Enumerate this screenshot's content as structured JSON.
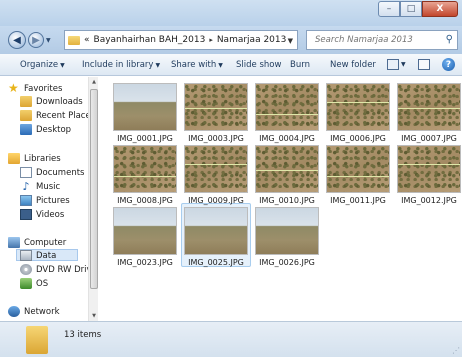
{
  "window": {
    "minimize_glyph": "–",
    "maximize_glyph": "□",
    "close_glyph": "X"
  },
  "address": {
    "overflow": "«",
    "crumbs": [
      "Bayanhairhan BAH_2013",
      "Namarjaa 2013"
    ],
    "separator": "▸"
  },
  "search": {
    "placeholder": "Search Namarjaa 2013"
  },
  "toolbar": {
    "organize": "Organize",
    "include_in_library": "Include in library",
    "share_with": "Share with",
    "slide_show": "Slide show",
    "burn": "Burn",
    "new_folder": "New folder",
    "help_glyph": "?"
  },
  "nav": {
    "favorites": "Favorites",
    "downloads": "Downloads",
    "recent_places": "Recent Place",
    "desktop": "Desktop",
    "libraries": "Libraries",
    "documents": "Documents",
    "music": "Music",
    "pictures": "Pictures",
    "videos": "Videos",
    "computer": "Computer",
    "data": "Data",
    "dvd": "DVD RW Driv",
    "os": "OS",
    "network": "Network"
  },
  "files": [
    {
      "name": "IMG_0001.JPG",
      "kind": "landscape"
    },
    {
      "name": "IMG_0003.JPG",
      "kind": "ground"
    },
    {
      "name": "IMG_0004.JPG",
      "kind": "ground"
    },
    {
      "name": "IMG_0006.JPG",
      "kind": "ground"
    },
    {
      "name": "IMG_0007.JPG",
      "kind": "ground"
    },
    {
      "name": "IMG_0008.JPG",
      "kind": "ground"
    },
    {
      "name": "IMG_0009.JPG",
      "kind": "ground"
    },
    {
      "name": "IMG_0010.JPG",
      "kind": "ground"
    },
    {
      "name": "IMG_0011.JPG",
      "kind": "ground"
    },
    {
      "name": "IMG_0012.JPG",
      "kind": "ground"
    },
    {
      "name": "IMG_0023.JPG",
      "kind": "landscape"
    },
    {
      "name": "IMG_0025.JPG",
      "kind": "landscape",
      "selected": true
    },
    {
      "name": "IMG_0026.JPG",
      "kind": "landscape"
    }
  ],
  "status": {
    "item_count": "13 items"
  },
  "colors": {
    "titlebar": "#cfe0f1",
    "close_button": "#c2462c",
    "selection": "#e6f1fb"
  }
}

--*--

*WORK TO BE COMPLETED*.
Every record above must be given again exactly; drop the pictures.

*ANSWER BELOW*.
Enumerate this screenshot's content as structured JSON.
{
  "window": {
    "minimize_glyph": "–",
    "maximize_glyph": "□",
    "close_glyph": "X"
  },
  "address": {
    "overflow": "«",
    "crumbs": [
      "Bayanhairhan BAH_2013",
      "Namarjaa 2013"
    ],
    "separator": "▸"
  },
  "search": {
    "placeholder": "Search Namarjaa 2013"
  },
  "toolbar": {
    "organize": "Organize",
    "include_in_library": "Include in library",
    "share_with": "Share with",
    "slide_show": "Slide show",
    "burn": "Burn",
    "new_folder": "New folder",
    "help_glyph": "?"
  },
  "nav": {
    "favorites": "Favorites",
    "downloads": "Downloads",
    "recent_places": "Recent Place",
    "desktop": "Desktop",
    "libraries": "Libraries",
    "documents": "Documents",
    "music": "Music",
    "pictures": "Pictures",
    "videos": "Videos",
    "computer": "Computer",
    "data": "Data",
    "dvd": "DVD RW Driv",
    "os": "OS",
    "network": "Network"
  },
  "files": [
    {
      "name": "IMG_0001.JPG",
      "kind": "landscape"
    },
    {
      "name": "IMG_0003.JPG",
      "kind": "ground"
    },
    {
      "name": "IMG_0004.JPG",
      "kind": "ground"
    },
    {
      "name": "IMG_0006.JPG",
      "kind": "ground"
    },
    {
      "name": "IMG_0007.JPG",
      "kind": "ground"
    },
    {
      "name": "IMG_0008.JPG",
      "kind": "ground"
    },
    {
      "name": "IMG_0009.JPG",
      "kind": "ground"
    },
    {
      "name": "IMG_0010.JPG",
      "kind": "ground"
    },
    {
      "name": "IMG_0011.JPG",
      "kind": "ground"
    },
    {
      "name": "IMG_0012.JPG",
      "kind": "ground"
    },
    {
      "name": "IMG_0023.JPG",
      "kind": "landscape"
    },
    {
      "name": "IMG_0025.JPG",
      "kind": "landscape",
      "selected": true
    },
    {
      "name": "IMG_0026.JPG",
      "kind": "landscape"
    }
  ],
  "status": {
    "item_count": "13 items"
  },
  "colors": {
    "titlebar": "#cfe0f1",
    "close_button": "#c2462c",
    "selection": "#e6f1fb"
  }
}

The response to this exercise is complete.